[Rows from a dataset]
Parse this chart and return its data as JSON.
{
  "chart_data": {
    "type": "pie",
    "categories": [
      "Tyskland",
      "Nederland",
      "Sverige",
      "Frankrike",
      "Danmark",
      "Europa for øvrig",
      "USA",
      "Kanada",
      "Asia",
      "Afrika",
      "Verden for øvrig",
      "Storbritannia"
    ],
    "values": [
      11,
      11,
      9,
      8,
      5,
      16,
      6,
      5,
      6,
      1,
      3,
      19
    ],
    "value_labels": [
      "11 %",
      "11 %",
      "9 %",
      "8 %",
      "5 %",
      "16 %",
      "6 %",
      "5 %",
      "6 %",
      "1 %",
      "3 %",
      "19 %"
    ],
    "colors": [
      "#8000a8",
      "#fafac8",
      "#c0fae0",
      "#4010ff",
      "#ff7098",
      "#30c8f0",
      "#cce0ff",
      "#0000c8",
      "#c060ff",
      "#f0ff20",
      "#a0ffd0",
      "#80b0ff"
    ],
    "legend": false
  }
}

- [EXERCISE DIRECTIONS]
Set down all of the records shown above once more, exactly.

- [RESULT OF THIS TASK]
Parse this chart and return its data as JSON.
{
  "chart_data": {
    "type": "pie",
    "categories": [
      "Tyskland",
      "Nederland",
      "Sverige",
      "Frankrike",
      "Danmark",
      "Europa for øvrig",
      "USA",
      "Kanada",
      "Asia",
      "Afrika",
      "Verden for øvrig",
      "Storbritannia"
    ],
    "values": [
      11,
      11,
      9,
      8,
      5,
      16,
      6,
      5,
      6,
      1,
      3,
      19
    ],
    "value_labels": [
      "11 %",
      "11 %",
      "9 %",
      "8 %",
      "5 %",
      "16 %",
      "6 %",
      "5 %",
      "6 %",
      "1 %",
      "3 %",
      "19 %"
    ],
    "colors": [
      "#8000a8",
      "#fafac8",
      "#c0fae0",
      "#4010ff",
      "#ff7098",
      "#30c8f0",
      "#cce0ff",
      "#0000c8",
      "#c060ff",
      "#f0ff20",
      "#a0ffd0",
      "#80b0ff"
    ],
    "legend": false
  }
}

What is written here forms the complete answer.